— JOB —
Extract all of the data and reproduce it precisely.

○ ○ ○ ○

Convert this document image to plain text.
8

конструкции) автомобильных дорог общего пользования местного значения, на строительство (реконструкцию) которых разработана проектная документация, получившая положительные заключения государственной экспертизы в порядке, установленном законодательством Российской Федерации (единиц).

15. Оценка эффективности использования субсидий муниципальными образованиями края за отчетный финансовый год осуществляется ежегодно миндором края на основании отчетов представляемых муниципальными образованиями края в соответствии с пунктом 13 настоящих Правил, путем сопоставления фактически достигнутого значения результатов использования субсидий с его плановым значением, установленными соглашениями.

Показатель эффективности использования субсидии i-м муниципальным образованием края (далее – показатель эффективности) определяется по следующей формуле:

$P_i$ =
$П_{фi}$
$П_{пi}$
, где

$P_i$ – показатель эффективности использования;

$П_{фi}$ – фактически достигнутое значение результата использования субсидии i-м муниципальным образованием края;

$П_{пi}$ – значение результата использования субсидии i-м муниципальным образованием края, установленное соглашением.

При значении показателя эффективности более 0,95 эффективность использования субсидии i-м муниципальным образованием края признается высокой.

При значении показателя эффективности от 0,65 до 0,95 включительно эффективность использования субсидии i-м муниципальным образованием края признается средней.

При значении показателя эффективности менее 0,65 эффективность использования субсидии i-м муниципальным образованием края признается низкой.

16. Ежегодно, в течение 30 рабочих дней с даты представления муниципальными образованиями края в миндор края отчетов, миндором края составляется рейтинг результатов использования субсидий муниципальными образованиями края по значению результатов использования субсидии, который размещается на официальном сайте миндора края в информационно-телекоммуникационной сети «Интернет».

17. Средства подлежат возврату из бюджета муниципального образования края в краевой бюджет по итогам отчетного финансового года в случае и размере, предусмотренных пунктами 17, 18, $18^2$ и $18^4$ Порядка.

○ ○ ○ ○

— RESULT OF THIS EXERCISE —
Convert this document image to plain text.
8

конструкции) автомобильных дорог общего пользования местного значения, на строительство (реконструкцию) которых разработана проектная документация, получившая положительные заключения государственной экспертизы в порядке, установленном законодательством Российской Федерации (единиц).

15. Оценка эффективности использования субсидий муниципальными образованиями края за отчетный финансовый год осуществляется ежегодно миндором края на основании отчетов представляемых муниципальными образованиями края в соответствии с пунктом 13 настоящих Правил, путем сопоставления фактически достигнутого значения результатов использования субсидий с его плановым значением, установленными соглашениями.

Показатель эффективности использования субсидии i-м муниципальным образованием края (далее – показатель эффективности) определяется по следующей формуле:

$P_i$ =
$П_{фi}$
$П_{пi}$
, где

$P_i$ – показатель эффективности использования;

$П_{фi}$ – фактически достигнутое значение результата использования субсидии i-м муниципальным образованием края;

$П_{пi}$ – значение результата использования субсидии i-м муниципальным образованием края, установленное соглашением.

При значении показателя эффективности более 0,95 эффективность использования субсидии i-м муниципальным образованием края признается высокой.

При значении показателя эффективности от 0,65 до 0,95 включительно эффективность использования субсидии i-м муниципальным образованием края признается средней.

При значении показателя эффективности менее 0,65 эффективность использования субсидии i-м муниципальным образованием края признается низкой.

16. Ежегодно, в течение 30 рабочих дней с даты представления муниципальными образованиями края в миндор края отчетов, миндором края составляется рейтинг результатов использования субсидий муниципальными образованиями края по значению результатов использования субсидии, который размещается на официальном сайте миндора края в информационно-телекоммуникационной сети «Интернет».

17. Средства подлежат возврату из бюджета муниципального образования края в краевой бюджет по итогам отчетного финансового года в случае и размере, предусмотренных пунктами 17, 18, $18^2$ и $18^4$ Порядка.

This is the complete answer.